## [Problem to work on]
Wherever the string "Super" appears in the listing, copy that line.

## [Task input]
# # # # #

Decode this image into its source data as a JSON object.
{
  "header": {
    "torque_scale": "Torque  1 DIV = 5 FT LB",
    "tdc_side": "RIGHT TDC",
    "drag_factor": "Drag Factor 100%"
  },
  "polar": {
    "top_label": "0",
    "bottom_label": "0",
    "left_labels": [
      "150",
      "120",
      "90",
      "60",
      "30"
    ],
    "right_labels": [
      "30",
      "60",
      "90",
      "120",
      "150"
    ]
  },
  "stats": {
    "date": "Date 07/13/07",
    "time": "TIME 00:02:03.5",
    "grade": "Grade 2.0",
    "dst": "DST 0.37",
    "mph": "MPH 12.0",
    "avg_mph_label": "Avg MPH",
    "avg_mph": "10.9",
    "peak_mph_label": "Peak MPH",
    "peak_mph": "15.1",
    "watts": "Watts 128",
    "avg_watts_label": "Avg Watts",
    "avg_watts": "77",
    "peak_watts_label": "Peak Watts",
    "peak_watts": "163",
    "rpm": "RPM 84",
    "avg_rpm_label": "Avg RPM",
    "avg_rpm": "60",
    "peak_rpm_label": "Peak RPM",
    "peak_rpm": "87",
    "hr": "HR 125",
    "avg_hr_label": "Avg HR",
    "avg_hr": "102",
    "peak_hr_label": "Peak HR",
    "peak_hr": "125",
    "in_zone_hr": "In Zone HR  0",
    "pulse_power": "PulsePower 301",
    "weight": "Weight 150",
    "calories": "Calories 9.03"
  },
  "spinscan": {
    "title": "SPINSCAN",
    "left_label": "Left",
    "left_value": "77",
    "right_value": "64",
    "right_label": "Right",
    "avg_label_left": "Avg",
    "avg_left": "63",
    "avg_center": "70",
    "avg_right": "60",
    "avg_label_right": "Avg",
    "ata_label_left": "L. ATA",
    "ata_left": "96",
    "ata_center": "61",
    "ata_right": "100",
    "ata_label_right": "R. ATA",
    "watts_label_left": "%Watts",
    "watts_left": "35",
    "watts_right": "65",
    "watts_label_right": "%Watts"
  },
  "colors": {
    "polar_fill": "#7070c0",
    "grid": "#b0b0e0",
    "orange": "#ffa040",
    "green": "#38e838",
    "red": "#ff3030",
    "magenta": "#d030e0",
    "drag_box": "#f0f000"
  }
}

# # # # #

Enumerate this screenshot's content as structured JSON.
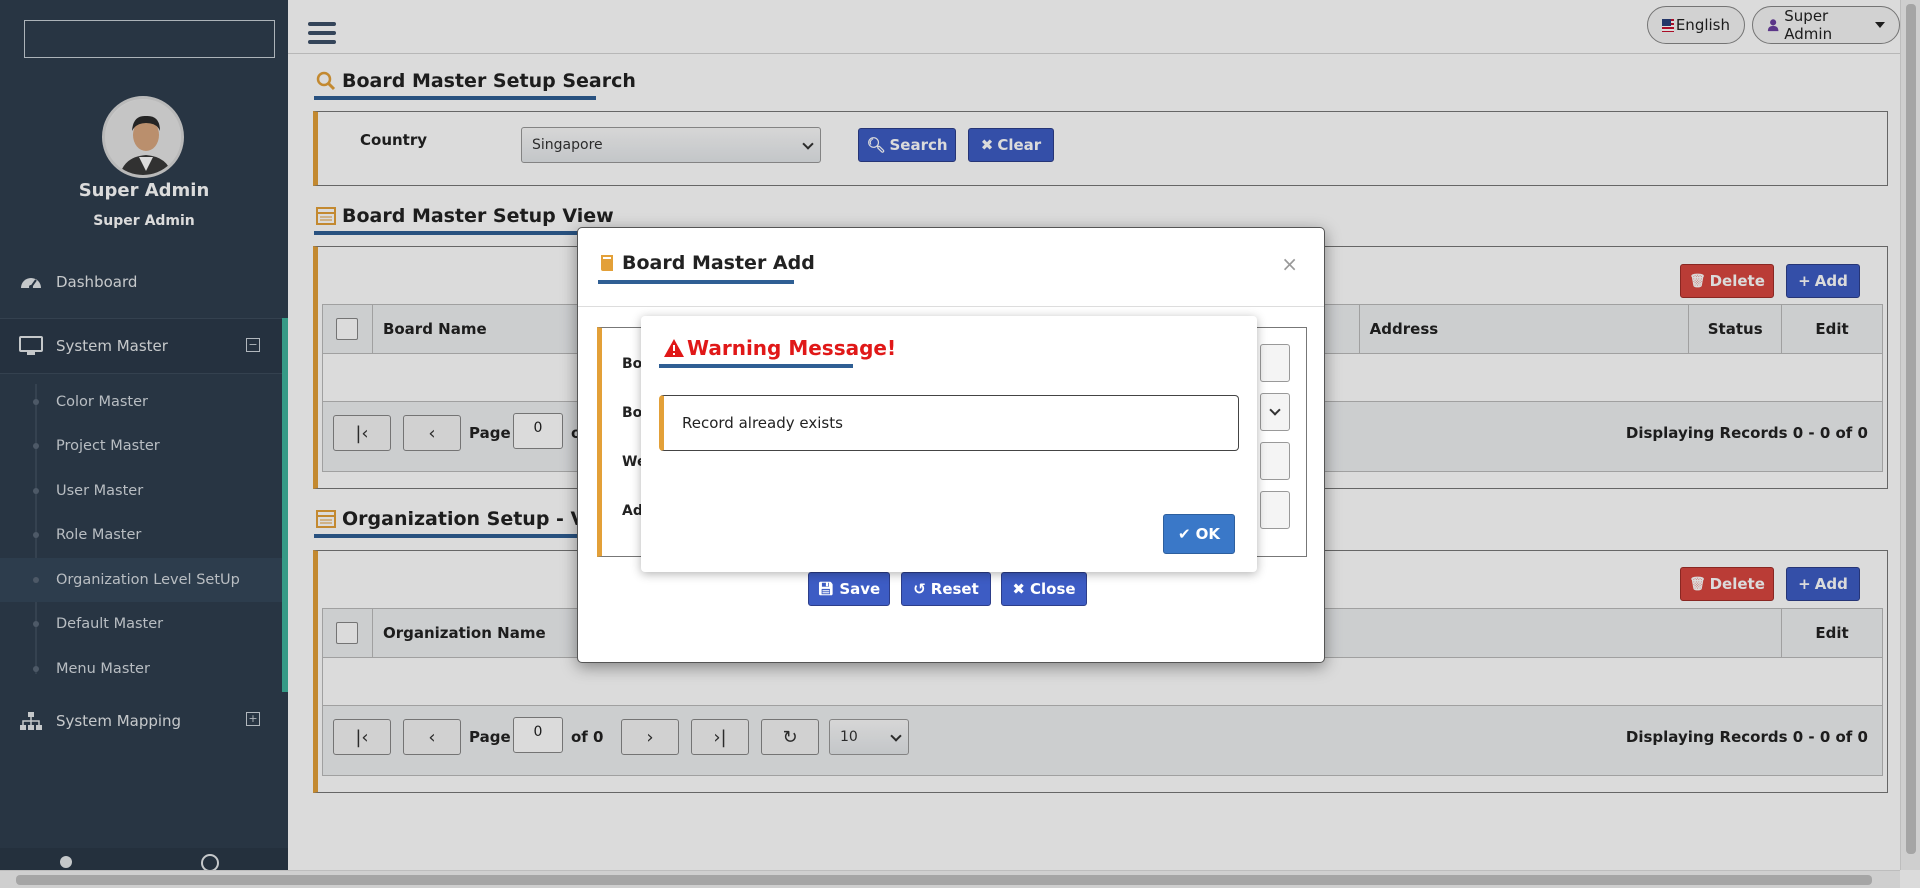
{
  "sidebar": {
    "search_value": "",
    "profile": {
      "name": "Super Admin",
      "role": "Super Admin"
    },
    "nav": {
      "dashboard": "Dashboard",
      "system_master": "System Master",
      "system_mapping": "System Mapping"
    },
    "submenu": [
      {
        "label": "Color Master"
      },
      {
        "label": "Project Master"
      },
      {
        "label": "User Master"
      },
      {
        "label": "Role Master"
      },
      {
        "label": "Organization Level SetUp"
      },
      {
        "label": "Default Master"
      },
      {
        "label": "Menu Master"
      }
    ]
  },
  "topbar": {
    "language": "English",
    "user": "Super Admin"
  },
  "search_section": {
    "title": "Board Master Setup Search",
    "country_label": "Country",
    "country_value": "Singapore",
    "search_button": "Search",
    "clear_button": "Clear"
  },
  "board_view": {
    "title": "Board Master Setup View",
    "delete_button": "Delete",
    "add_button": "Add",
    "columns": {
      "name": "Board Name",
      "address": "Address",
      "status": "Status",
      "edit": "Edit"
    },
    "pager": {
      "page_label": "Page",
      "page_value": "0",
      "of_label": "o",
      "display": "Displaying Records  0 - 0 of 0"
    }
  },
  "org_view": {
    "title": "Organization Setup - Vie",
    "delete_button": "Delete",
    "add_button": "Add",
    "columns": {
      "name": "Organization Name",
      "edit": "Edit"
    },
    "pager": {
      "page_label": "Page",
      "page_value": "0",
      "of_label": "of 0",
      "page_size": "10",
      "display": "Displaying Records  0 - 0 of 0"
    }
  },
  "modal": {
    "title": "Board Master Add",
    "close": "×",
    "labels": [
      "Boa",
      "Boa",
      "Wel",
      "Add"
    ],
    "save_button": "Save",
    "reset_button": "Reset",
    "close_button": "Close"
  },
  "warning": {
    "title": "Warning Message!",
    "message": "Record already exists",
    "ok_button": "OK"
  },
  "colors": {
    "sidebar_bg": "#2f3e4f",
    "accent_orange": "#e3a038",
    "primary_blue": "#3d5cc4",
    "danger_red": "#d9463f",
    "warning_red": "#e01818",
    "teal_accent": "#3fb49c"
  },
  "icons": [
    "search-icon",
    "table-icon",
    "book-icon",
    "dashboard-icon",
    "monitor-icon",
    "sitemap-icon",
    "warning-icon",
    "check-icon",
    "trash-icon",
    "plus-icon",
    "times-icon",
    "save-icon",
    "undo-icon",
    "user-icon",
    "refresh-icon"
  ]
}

# # # # #

## [Solution below]
      "name": "Super Admin",
      "role": "Super Admin"
    "user": "Super Admin"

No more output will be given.